Select from the records below every line that has the word "right" in it.
----------------------------------------
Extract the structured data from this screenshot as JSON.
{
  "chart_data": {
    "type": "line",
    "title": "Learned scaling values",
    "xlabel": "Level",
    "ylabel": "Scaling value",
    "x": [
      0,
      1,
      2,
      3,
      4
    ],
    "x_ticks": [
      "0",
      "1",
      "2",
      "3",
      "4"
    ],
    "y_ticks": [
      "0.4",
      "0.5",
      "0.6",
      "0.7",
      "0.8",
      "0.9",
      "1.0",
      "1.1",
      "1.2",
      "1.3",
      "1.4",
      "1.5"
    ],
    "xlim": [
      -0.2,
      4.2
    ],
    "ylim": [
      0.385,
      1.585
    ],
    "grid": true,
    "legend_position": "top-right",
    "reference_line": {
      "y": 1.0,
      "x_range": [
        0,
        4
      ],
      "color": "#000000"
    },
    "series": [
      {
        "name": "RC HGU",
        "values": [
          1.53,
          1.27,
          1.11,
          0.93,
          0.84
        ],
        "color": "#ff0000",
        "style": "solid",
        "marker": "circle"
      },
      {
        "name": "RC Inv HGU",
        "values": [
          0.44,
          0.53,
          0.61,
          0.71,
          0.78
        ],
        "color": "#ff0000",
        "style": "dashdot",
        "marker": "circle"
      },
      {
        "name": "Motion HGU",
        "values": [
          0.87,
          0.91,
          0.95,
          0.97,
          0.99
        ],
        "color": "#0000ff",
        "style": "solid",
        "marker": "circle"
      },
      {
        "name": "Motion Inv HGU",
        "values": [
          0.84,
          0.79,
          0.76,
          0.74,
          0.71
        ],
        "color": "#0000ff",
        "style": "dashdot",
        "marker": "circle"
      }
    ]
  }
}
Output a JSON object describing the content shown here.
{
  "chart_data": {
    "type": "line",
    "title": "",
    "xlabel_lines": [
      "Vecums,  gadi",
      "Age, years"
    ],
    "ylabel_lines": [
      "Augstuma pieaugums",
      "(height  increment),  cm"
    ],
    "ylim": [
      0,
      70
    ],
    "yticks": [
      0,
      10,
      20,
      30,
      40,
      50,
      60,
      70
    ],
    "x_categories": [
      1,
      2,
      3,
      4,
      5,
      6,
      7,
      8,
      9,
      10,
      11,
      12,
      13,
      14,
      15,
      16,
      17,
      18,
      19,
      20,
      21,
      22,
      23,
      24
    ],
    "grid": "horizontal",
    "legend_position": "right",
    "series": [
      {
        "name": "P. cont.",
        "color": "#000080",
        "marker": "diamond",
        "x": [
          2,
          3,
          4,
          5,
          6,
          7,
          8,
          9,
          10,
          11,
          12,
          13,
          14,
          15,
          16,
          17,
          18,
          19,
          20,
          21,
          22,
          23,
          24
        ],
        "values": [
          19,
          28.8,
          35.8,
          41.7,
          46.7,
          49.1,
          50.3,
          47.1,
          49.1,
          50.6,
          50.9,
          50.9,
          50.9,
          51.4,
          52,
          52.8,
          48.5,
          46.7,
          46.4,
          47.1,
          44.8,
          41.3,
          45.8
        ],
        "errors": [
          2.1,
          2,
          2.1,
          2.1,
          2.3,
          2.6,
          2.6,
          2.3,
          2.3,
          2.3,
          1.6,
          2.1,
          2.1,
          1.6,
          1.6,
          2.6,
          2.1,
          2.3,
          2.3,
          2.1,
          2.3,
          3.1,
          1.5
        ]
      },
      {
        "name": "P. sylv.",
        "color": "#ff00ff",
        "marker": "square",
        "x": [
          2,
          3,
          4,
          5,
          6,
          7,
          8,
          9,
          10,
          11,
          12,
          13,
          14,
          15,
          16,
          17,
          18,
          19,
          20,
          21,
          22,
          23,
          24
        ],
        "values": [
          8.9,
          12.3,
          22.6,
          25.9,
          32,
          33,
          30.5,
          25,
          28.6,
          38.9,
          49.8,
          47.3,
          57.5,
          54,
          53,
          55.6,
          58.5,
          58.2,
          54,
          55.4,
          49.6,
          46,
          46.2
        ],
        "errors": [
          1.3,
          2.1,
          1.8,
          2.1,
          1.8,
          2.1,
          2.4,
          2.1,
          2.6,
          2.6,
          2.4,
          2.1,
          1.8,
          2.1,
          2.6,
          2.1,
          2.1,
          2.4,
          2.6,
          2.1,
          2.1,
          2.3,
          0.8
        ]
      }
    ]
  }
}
----------------------------------------
Correct response.
    "legend_position": "top-right",
    "legend_position": "right",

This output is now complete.